▶ AVAILABLE DATA:

━━━━━━━━━━

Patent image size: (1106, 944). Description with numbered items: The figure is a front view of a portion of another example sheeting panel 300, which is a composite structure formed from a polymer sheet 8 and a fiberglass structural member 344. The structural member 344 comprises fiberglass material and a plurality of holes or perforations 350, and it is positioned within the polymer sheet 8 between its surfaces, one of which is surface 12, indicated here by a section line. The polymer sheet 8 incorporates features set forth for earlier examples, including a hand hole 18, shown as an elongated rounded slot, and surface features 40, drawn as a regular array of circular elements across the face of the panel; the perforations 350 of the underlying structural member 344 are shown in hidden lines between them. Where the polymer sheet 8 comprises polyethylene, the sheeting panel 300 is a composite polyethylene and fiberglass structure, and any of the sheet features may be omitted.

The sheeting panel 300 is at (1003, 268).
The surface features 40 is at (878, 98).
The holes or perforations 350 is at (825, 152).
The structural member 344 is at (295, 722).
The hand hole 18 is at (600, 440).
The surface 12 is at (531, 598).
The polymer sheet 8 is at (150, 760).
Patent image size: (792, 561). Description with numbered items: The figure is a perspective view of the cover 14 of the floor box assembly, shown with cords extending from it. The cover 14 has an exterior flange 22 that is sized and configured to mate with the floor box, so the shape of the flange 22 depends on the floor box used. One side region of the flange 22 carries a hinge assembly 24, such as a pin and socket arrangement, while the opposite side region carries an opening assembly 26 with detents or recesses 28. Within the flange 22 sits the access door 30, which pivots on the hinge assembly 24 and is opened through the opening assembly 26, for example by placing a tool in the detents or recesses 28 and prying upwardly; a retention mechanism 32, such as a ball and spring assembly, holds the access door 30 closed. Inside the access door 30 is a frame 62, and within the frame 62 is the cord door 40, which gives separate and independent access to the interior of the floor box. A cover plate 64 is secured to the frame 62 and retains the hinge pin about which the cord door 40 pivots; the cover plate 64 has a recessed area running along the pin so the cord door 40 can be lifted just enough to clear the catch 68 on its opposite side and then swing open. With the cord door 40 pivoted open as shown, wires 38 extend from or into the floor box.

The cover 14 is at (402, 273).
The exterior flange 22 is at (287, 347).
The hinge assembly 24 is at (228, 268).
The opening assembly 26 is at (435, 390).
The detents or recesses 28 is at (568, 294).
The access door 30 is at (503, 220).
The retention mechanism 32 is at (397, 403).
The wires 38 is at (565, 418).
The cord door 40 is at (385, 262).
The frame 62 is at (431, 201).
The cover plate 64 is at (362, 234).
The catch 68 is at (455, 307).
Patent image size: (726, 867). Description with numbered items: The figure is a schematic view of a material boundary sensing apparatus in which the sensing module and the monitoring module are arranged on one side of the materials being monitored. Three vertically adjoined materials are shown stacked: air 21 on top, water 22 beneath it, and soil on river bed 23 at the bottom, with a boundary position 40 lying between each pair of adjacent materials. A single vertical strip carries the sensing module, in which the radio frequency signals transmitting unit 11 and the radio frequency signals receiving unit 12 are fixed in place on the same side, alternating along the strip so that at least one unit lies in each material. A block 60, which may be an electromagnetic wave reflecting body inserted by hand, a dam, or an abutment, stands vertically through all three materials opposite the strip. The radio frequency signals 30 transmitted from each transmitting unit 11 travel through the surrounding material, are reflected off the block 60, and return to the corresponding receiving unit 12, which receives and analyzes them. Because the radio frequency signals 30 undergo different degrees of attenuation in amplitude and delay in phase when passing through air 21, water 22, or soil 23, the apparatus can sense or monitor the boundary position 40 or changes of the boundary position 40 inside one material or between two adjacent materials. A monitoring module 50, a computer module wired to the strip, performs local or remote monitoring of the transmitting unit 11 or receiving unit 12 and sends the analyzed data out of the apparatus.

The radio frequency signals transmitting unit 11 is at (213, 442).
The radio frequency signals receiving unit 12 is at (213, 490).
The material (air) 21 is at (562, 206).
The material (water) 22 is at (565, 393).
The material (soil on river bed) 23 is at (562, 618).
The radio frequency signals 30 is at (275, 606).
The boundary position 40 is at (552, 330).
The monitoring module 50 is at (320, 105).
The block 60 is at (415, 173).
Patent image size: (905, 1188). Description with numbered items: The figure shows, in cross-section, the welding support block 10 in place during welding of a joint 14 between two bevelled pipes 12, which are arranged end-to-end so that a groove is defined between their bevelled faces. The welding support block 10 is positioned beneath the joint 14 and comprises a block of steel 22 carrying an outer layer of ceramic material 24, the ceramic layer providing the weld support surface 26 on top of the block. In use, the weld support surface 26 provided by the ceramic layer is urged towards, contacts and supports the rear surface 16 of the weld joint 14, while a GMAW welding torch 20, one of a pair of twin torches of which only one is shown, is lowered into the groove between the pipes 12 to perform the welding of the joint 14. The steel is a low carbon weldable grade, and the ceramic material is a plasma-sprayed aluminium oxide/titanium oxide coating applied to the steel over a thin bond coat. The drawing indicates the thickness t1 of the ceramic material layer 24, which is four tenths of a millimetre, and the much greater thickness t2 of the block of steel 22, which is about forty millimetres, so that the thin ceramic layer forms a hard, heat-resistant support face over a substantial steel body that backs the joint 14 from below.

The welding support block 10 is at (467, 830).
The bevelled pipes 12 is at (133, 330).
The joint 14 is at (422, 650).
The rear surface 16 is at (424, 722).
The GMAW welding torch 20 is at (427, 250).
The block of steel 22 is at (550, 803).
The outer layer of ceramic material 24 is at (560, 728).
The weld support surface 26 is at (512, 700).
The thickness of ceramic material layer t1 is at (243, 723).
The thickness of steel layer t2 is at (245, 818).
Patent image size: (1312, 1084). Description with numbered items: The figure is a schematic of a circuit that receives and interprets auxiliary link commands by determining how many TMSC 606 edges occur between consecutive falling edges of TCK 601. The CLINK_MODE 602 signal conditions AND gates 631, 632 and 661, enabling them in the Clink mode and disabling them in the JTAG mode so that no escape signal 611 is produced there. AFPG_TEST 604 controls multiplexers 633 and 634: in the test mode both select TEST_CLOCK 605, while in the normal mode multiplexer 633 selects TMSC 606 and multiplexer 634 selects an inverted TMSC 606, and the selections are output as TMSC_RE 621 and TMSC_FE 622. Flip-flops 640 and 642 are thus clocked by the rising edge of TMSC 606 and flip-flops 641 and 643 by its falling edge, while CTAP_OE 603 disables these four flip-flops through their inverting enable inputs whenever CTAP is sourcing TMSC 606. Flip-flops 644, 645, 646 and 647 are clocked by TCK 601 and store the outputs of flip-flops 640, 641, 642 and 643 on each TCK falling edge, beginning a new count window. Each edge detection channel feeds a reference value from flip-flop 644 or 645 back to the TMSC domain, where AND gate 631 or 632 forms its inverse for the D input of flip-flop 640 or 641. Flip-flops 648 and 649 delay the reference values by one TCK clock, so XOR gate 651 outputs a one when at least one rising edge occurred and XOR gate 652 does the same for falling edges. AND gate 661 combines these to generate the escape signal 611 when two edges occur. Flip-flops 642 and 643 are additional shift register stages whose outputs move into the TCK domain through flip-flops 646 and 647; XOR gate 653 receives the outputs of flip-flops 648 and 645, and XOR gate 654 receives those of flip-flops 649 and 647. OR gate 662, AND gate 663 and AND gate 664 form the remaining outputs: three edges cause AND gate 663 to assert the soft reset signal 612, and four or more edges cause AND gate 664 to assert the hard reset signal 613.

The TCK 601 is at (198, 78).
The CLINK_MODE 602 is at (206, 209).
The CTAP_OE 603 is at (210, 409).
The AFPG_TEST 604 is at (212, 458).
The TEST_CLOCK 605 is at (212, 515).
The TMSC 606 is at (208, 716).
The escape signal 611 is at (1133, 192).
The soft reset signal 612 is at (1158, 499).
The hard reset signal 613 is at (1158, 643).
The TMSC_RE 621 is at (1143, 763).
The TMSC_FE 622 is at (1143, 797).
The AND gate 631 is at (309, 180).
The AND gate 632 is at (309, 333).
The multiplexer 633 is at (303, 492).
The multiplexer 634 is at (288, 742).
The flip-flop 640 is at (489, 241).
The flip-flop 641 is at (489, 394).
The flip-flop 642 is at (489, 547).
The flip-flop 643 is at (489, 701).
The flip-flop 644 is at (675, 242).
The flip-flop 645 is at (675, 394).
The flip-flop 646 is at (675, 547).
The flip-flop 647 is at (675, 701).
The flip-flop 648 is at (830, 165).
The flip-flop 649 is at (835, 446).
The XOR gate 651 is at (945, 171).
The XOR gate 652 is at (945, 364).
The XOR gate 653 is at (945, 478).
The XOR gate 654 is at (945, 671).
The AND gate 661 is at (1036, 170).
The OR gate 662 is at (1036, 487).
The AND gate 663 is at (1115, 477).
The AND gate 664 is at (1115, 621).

━━━━━━━━━━

▶ TASK BRIEF:
Transcribe the rows above verbatim, from the line that contains "Patent image size: (1312, 1084)." through the line that contains "The TEST_CLOCK 605 is at (212, 515).", including both of those lines.

▶ EXERCISE RESPONSE:
Patent image size: (1312, 1084). Description with numbered items: The figure is a schematic of a circuit that receives and interprets auxiliary link commands by determining how many TMSC 606 edges occur between consecutive falling edges of TCK 601. The CLINK_MODE 602 signal conditions AND gates 631, 632 and 661, enabling them in the Clink mode and disabling them in the JTAG mode so that no escape signal 611 is produced there. AFPG_TEST 604 controls multiplexers 633 and 634: in the test mode both select TEST_CLOCK 605, while in the normal mode multiplexer 633 selects TMSC 606 and multiplexer 634 selects an inverted TMSC 606, and the selections are output as TMSC_RE 621 and TMSC_FE 622. Flip-flops 640 and 642 are thus clocked by the rising edge of TMSC 606 and flip-flops 641 and 643 by its falling edge, while CTAP_OE 603 disables these four flip-flops through their inverting enable inputs whenever CTAP is sourcing TMSC 606. Flip-flops 644, 645, 646 and 647 are clocked by TCK 601 and store the outputs of flip-flops 640, 641, 642 and 643 on each TCK falling edge, beginning a new count window. Each edge detection channel feeds a reference value from flip-flop 644 or 645 back to the TMSC domain, where AND gate 631 or 632 forms its inverse for the D input of flip-flop 640 or 641. Flip-flops 648 and 649 delay the reference values by one TCK clock, so XOR gate 651 outputs a one when at least one rising edge occurred and XOR gate 652 does the same for falling edges. AND gate 661 combines these to generate the escape signal 611 when two edges occur. Flip-flops 642 and 643 are additional shift register stages whose outputs move into the TCK domain through flip-flops 646 and 647; XOR gate 653 receives the outputs of flip-flops 648 and 645, and XOR gate 654 receives those of flip-flops 649 and 647. OR gate 662, AND gate 663 and AND gate 664 form the remaining outputs: three edges cause AND gate 663 to assert the soft reset signal 612, and four or more edges cause AND gate 664 to assert the hard reset signal 613.

The TCK 601 is at (198, 78).
The CLINK_MODE 602 is at (206, 209).
The CTAP_OE 603 is at (210, 409).
The AFPG_TEST 604 is at (212, 458).
The TEST_CLOCK 605 is at (212, 515).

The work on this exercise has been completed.